*Task details*
Show each line that has the string "khỏi" in it.

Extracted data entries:
** begin **

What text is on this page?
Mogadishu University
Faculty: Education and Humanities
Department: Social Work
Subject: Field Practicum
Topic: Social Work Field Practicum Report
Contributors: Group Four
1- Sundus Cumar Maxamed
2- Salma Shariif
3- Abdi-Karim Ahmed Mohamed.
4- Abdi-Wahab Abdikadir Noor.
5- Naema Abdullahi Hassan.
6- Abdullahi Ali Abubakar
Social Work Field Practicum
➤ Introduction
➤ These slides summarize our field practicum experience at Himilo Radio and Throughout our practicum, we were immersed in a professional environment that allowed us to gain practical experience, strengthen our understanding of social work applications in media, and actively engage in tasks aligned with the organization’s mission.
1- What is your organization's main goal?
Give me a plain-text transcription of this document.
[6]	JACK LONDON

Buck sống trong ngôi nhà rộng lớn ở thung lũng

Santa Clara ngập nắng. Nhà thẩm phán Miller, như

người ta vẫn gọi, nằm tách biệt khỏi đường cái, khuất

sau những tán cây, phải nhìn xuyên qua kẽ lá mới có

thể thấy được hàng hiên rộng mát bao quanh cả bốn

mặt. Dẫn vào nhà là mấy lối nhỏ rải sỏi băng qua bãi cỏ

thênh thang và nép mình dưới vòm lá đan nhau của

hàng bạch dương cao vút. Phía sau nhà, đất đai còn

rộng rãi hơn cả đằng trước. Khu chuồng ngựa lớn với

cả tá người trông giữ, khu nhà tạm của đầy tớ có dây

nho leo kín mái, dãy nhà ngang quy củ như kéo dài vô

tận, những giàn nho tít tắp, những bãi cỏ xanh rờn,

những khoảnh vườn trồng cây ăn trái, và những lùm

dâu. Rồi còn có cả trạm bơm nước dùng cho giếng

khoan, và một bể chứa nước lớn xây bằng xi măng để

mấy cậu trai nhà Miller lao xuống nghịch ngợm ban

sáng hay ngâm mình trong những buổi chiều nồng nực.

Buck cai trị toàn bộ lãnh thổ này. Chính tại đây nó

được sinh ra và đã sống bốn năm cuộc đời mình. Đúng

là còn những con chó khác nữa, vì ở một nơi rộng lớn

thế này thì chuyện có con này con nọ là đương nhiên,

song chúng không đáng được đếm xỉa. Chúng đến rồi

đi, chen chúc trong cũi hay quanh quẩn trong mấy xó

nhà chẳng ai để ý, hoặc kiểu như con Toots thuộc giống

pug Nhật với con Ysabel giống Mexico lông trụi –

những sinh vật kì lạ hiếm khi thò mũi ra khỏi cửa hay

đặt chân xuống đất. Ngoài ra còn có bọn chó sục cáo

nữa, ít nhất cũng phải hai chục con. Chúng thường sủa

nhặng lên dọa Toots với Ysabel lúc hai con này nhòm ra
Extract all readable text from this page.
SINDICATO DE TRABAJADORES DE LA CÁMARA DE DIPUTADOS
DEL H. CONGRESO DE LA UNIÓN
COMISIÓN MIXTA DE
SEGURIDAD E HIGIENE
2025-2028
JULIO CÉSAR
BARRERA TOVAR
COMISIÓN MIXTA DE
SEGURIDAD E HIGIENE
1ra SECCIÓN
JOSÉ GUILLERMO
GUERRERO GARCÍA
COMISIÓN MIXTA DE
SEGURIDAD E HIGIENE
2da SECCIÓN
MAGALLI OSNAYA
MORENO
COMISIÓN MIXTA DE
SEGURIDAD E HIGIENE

** end **

*Solution to the problem*
người ta vẫn gọi, nằm tách biệt khỏi đường cái, khuất
những sinh vật kì lạ hiếm khi thò mũi ra khỏi cửa hay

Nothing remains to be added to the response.